═════ Input records

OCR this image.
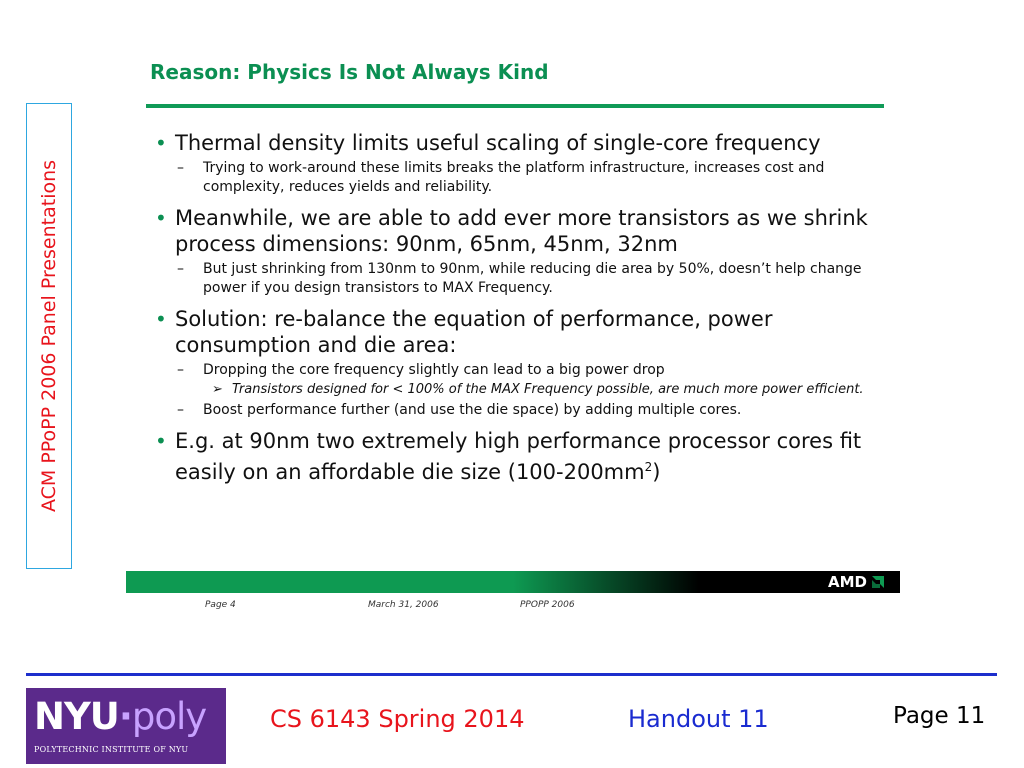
ACM PPoPP 2006 Panel Presentations
Reason: Physics Is Not Always Kind
• Thermal density limits useful scaling of single-core frequency
– Trying to work-around these limits breaks the platform infrastructure, increases cost and complexity, reduces yields and reliability.
• Meanwhile, we are able to add ever more transistors as we shrink process dimensions: 90nm, 65nm, 45nm, 32nm
– But just shrinking from 130nm to 90nm, while reducing die area by 50%, doesn’t help change power if you design transistors to MAX Frequency.
• Solution: re-balance the equation of performance, power consumption and die area:
– Dropping the core frequency slightly can lead to a big power drop
➢ Transistors designed for < 100% of the MAX Frequency possible, are much more power efficient.
– Boost performance further (and use the die space) by adding multiple cores.
• E.g. at 90nm two extremely high performance processor cores fit easily on an affordable die size $(100-200mm^2)$
AMD
Page 4	March 31, 2006	PPOPP 2006
NYU·poly
POLYTECHNIC INSTITUTE OF NYU
CS 6143 Spring 2014	Handout 11	Page 11
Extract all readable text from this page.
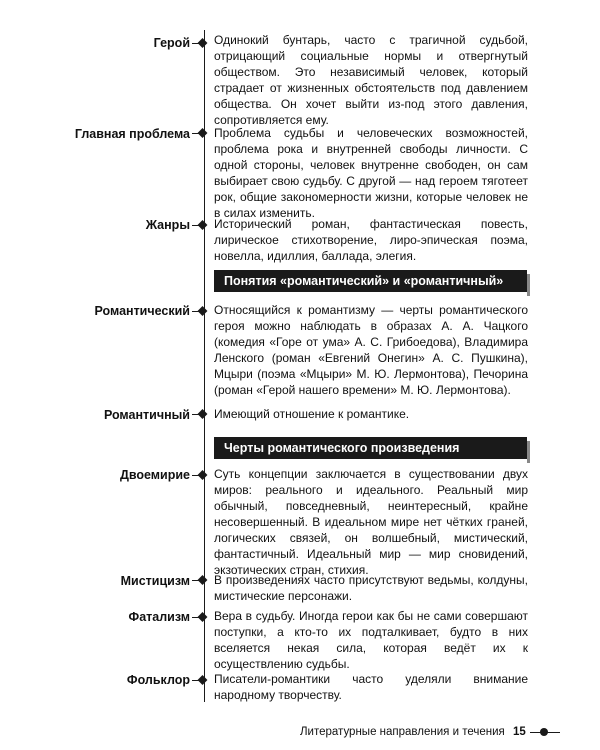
Герой Одинокий бунтарь, часто с трагичной судьбой, отрицающий социальные нормы и отвергнутый обществом. Это независимый человек, который страдает от жизненных обстоятельств под давлением общества. Он хочет выйти из-под этого давления, сопротивляется ему.
Главная проблема Проблема судьбы и человеческих возможностей, проблема рока и внутренней свободы личности. С одной стороны, человек внутренне свободен, он сам выбирает свою судьбу. С другой — над героем тяготеет рок, общие закономерности жизни, которые человек не в силах изменить.
Жанры Исторический роман, фантастическая повесть, лирическое стихотворение, лиро-эпическая поэма, новелла, идиллия, баллада, элегия.
Понятия «романтический» и «романтичный»
Романтический Относящийся к романтизму — черты романтического героя можно наблюдать в образах А. А. Чацкого (комедия «Горе от ума» А. С. Грибоедова), Владимира Ленского (роман «Евгений Онегин» А. С. Пушкина), Мцыри (поэма «Мцыри» М. Ю. Лермонтова), Печорина (роман «Герой нашего времени» М. Ю. Лермонтова).
Романтичный Имеющий отношение к романтике.
Черты романтического произведения
Двоемирие Суть концепции заключается в существовании двух миров: реального и идеального. Реальный мир обычный, повседневный, неинтересный, крайне несовершенный. В идеальном мире нет чётких граней, логических связей, он волшебный, мистический, фантастичный. Идеальный мир — мир сновидений, экзотических стран, стихия.
Мистицизм В произведениях часто присутствуют ведьмы, колдуны, мистические персонажи.
Фатализм Вера в судьбу. Иногда герои как бы не сами совершают поступки, а кто-то их подталкивает, будто в них вселяется некая сила, которая ведёт их к осуществлению судьбы.
Фольклор Писатели-романтики часто уделяли внимание народному творчеству.
Литературные направления и течения 15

══════════

#### Written task
All lines in the data that contain the word "поэма" should be copied.

#### Task solution
Жанры Исторический роман, фантастическая повесть, лирическое стихотворение, лиро-эпическая поэма, новелла, идиллия, баллада, элегия.
Романтический Относящийся к романтизму — черты романтического героя можно наблюдать в образах А. А. Чацкого (комедия «Горе от ума» А. С. Грибоедова), Владимира Ленского (роман «Евгений Онегин» А. С. Пушкина), Мцыри (поэма «Мцыри» М. Ю. Лермонтова), Печорина (роман «Герой нашего времени» М. Ю. Лермонтова).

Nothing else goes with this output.